INSTRUCTIONS FOR THE TASK: Please output every line of the material as it stands, without the pictures.

(Items listed in a dataset)
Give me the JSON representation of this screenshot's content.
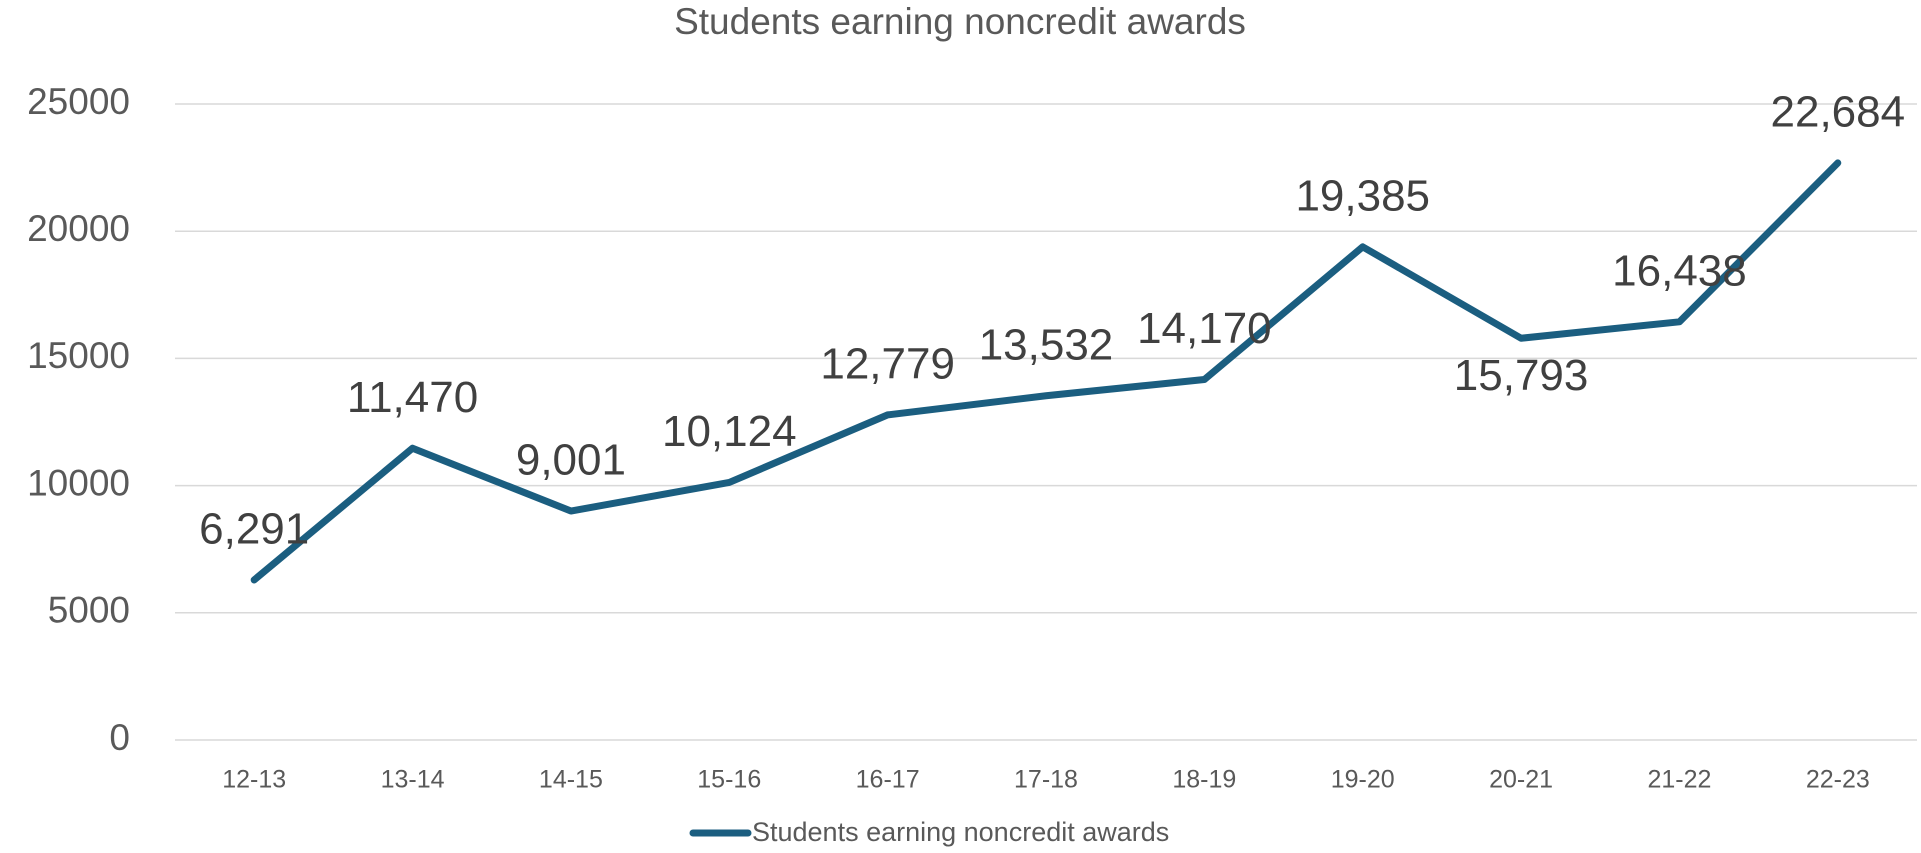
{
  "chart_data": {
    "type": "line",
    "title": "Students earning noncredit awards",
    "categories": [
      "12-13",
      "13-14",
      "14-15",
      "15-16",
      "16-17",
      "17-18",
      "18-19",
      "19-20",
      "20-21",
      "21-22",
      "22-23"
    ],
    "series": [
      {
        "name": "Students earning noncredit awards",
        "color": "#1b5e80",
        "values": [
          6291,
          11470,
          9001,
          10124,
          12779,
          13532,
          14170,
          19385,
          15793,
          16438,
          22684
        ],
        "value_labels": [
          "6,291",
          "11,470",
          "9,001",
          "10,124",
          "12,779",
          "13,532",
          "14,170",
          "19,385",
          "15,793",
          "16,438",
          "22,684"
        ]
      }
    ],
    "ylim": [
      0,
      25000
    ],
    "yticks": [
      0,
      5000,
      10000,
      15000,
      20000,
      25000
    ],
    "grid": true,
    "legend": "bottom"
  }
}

OUTPUT:
Give me the JSON representation of this screenshot's content.
{
  "chart_data": {
    "type": "line",
    "title": "Students earning noncredit awards",
    "categories": [
      "12-13",
      "13-14",
      "14-15",
      "15-16",
      "16-17",
      "17-18",
      "18-19",
      "19-20",
      "20-21",
      "21-22",
      "22-23"
    ],
    "series": [
      {
        "name": "Students earning noncredit awards",
        "color": "#1b5e80",
        "values": [
          6291,
          11470,
          9001,
          10124,
          12779,
          13532,
          14170,
          19385,
          15793,
          16438,
          22684
        ],
        "value_labels": [
          "6,291",
          "11,470",
          "9,001",
          "10,124",
          "12,779",
          "13,532",
          "14,170",
          "19,385",
          "15,793",
          "16,438",
          "22,684"
        ]
      }
    ],
    "ylim": [
      0,
      25000
    ],
    "yticks": [
      0,
      5000,
      10000,
      15000,
      20000,
      25000
    ],
    "grid": true,
    "legend": "bottom"
  }
}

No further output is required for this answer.